### GIVEN PROBLEM:
Return verbatim the records from the line with "For every button, label, input, icon, or" to the line with "Text: · · ·: · · · bbox=[23, 114, 33, 118]", including both of those lines.

### ROWS:

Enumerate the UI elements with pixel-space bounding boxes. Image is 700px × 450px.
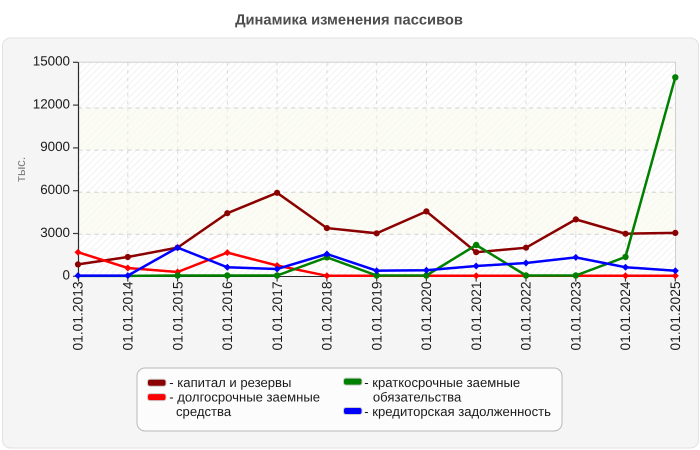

--

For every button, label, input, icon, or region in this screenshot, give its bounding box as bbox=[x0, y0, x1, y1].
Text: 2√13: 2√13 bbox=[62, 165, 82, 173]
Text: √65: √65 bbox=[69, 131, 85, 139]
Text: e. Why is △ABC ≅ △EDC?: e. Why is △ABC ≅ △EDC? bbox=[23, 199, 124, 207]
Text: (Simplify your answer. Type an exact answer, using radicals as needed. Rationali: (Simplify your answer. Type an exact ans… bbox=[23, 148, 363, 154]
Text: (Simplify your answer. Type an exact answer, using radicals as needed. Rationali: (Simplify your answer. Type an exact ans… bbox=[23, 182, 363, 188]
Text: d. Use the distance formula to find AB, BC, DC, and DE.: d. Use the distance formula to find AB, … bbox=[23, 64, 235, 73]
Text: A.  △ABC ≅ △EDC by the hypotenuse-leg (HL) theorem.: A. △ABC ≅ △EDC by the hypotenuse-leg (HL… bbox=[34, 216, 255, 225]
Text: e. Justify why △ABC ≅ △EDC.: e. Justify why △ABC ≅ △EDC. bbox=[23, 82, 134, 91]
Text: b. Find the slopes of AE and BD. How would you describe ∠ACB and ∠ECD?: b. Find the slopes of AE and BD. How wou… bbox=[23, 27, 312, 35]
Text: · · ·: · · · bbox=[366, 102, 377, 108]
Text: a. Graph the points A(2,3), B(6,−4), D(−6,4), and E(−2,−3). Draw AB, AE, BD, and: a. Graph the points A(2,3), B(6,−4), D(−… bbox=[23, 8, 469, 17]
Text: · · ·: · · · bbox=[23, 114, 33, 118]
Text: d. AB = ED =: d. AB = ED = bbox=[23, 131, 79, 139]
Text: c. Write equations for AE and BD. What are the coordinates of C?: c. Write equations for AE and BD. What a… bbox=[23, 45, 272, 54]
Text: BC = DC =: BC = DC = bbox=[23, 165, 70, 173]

### RESULT OF THIS EXERCISE:
For every button, label, input, icon, or region in this screenshot, give its bounding box as bbox=[x0, y0, x1, y1].
Text: 2√13: 2√13 bbox=[62, 165, 82, 173]
Text: √65: √65 bbox=[69, 131, 85, 139]
Text: e. Why is △ABC ≅ △EDC?: e. Why is △ABC ≅ △EDC? bbox=[23, 199, 124, 207]
Text: (Simplify your answer. Type an exact answer, using radicals as needed. Rationali: (Simplify your answer. Type an exact ans… bbox=[23, 148, 363, 154]
Text: (Simplify your answer. Type an exact answer, using radicals as needed. Rationali: (Simplify your answer. Type an exact ans… bbox=[23, 182, 363, 188]
Text: d. Use the distance formula to find AB, BC, DC, and DE.: d. Use the distance formula to find AB, … bbox=[23, 64, 235, 73]
Text: A.  △ABC ≅ △EDC by the hypotenuse-leg (HL) theorem.: A. △ABC ≅ △EDC by the hypotenuse-leg (HL… bbox=[34, 216, 255, 225]
Text: e. Justify why △ABC ≅ △EDC.: e. Justify why △ABC ≅ △EDC. bbox=[23, 82, 134, 91]
Text: b. Find the slopes of AE and BD. How would you describe ∠ACB and ∠ECD?: b. Find the slopes of AE and BD. How wou… bbox=[23, 27, 312, 35]
Text: · · ·: · · · bbox=[366, 102, 377, 108]
Text: a. Graph the points A(2,3), B(6,−4), D(−6,4), and E(−2,−3). Draw AB, AE, BD, and: a. Graph the points A(2,3), B(6,−4), D(−… bbox=[23, 8, 469, 17]
Text: · · ·: · · · bbox=[23, 114, 33, 118]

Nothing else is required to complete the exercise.